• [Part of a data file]
%%
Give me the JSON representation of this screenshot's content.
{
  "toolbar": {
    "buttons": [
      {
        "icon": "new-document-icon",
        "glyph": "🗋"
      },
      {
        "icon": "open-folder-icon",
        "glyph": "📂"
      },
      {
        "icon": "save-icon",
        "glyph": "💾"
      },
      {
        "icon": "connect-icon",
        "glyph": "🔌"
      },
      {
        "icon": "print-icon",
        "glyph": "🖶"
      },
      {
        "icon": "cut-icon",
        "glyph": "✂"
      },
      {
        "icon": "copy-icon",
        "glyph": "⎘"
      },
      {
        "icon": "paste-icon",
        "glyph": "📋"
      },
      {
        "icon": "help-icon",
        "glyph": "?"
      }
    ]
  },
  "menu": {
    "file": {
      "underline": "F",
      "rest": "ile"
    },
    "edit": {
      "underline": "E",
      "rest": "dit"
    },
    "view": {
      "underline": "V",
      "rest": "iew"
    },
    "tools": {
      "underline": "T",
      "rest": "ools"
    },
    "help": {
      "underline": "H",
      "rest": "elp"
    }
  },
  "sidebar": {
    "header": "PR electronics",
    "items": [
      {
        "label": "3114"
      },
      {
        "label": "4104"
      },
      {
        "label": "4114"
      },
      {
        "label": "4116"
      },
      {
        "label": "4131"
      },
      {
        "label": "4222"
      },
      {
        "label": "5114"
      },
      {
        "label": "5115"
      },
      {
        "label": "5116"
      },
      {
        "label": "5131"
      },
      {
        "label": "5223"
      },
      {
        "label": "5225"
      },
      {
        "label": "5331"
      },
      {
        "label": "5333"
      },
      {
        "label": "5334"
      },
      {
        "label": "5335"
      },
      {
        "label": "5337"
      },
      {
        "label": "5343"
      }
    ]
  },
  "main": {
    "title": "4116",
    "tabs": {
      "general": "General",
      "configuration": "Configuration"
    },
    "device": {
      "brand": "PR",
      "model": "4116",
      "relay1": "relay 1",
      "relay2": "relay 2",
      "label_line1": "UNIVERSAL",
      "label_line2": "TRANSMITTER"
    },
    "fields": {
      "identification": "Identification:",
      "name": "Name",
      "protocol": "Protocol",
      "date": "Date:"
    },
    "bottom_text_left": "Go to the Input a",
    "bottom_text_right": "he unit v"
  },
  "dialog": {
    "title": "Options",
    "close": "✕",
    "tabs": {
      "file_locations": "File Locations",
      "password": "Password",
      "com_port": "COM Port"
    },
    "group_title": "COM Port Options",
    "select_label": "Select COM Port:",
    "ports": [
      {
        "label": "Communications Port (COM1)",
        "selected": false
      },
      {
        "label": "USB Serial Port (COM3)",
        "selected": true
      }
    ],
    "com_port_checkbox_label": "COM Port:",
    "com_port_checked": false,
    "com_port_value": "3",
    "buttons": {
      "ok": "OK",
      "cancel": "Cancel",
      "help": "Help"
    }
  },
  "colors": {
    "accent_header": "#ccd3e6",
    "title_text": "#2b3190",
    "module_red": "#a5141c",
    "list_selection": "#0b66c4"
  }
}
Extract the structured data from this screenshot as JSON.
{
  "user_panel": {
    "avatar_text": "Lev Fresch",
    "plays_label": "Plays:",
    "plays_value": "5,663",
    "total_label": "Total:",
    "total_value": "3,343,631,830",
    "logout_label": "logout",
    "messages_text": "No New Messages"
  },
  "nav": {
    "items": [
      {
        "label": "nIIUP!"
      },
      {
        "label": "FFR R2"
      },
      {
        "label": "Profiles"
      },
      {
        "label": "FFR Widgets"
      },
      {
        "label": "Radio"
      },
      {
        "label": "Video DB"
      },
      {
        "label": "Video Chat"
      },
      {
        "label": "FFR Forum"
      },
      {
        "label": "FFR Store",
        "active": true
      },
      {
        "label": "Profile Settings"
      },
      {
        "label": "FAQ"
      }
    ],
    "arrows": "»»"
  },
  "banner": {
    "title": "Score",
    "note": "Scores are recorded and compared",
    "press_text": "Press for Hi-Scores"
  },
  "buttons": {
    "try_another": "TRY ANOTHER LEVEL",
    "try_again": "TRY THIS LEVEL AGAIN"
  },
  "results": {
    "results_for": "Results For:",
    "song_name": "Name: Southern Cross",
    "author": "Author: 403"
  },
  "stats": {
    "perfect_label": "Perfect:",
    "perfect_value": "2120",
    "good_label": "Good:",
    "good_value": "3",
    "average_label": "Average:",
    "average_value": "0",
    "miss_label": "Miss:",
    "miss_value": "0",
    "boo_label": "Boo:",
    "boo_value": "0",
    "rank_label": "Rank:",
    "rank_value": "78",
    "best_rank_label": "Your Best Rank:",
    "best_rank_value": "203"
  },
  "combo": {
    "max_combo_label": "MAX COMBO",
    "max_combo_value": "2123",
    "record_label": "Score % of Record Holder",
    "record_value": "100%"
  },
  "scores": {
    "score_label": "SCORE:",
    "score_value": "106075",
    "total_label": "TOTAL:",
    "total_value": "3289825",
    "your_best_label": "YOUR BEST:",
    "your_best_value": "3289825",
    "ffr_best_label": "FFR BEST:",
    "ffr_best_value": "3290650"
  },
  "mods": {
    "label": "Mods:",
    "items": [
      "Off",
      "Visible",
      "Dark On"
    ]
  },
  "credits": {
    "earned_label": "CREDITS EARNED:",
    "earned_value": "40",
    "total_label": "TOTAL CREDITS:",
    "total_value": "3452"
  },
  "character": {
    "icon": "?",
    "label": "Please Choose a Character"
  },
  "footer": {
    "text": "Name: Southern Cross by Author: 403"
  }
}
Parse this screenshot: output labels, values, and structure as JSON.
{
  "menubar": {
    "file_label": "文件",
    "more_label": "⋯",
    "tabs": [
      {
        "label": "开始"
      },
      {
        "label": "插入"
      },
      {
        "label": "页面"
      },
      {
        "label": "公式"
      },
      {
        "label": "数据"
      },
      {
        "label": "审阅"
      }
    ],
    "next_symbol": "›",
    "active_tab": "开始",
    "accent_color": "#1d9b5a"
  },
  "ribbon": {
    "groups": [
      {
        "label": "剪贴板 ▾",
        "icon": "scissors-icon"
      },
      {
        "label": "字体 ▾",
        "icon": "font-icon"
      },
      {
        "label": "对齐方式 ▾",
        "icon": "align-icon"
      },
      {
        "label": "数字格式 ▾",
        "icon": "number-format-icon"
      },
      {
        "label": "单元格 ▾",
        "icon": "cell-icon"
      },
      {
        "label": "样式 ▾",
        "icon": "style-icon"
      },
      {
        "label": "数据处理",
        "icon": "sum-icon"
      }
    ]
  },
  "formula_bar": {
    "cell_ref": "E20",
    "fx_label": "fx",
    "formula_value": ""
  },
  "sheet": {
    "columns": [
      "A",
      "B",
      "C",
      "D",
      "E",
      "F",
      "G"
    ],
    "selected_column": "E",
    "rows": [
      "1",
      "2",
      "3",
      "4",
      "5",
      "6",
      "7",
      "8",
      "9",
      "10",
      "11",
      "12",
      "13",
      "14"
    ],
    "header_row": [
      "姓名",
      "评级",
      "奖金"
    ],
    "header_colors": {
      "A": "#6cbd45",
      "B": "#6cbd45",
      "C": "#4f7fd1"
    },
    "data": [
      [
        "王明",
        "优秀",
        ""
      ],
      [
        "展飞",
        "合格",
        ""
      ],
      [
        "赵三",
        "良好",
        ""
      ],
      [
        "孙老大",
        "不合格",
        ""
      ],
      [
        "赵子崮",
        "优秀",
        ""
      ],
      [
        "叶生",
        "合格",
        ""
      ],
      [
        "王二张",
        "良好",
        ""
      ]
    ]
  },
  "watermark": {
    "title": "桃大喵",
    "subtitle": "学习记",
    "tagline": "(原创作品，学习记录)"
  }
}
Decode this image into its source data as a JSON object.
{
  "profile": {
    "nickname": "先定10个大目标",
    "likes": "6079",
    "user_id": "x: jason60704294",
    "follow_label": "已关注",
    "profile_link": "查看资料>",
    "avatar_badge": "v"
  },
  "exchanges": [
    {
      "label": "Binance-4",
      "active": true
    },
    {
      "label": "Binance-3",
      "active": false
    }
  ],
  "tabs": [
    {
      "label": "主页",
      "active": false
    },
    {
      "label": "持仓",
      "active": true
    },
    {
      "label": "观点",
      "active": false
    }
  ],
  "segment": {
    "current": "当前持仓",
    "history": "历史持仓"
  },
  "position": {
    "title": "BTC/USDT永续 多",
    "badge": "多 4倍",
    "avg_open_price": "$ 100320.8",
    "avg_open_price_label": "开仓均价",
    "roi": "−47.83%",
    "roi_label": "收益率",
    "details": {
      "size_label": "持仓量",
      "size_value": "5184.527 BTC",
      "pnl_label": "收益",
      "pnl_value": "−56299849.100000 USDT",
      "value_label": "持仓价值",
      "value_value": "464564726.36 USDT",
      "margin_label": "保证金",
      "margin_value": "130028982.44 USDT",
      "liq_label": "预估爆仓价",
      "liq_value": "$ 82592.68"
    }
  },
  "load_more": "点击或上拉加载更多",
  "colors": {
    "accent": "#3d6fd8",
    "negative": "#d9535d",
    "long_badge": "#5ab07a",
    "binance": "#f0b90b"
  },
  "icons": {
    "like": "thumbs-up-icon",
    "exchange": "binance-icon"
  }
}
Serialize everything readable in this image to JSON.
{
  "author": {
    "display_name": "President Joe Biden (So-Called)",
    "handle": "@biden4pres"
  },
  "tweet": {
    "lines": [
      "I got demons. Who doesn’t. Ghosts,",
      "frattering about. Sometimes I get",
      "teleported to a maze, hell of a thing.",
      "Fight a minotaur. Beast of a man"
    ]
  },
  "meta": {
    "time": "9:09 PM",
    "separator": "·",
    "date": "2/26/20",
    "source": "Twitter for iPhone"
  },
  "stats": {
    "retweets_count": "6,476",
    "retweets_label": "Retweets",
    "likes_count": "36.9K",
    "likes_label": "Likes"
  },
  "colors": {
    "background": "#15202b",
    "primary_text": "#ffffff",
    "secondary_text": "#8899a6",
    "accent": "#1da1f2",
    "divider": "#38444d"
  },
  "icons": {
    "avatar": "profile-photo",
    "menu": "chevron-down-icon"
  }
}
%%
• [Exercise instructions] Sift the material for lines with the string "underline". Copy each one found.

• [Result of this exercise]
      "underline": "F",
      "underline": "E",
      "underline": "V",
      "underline": "T",
      "underline": "H",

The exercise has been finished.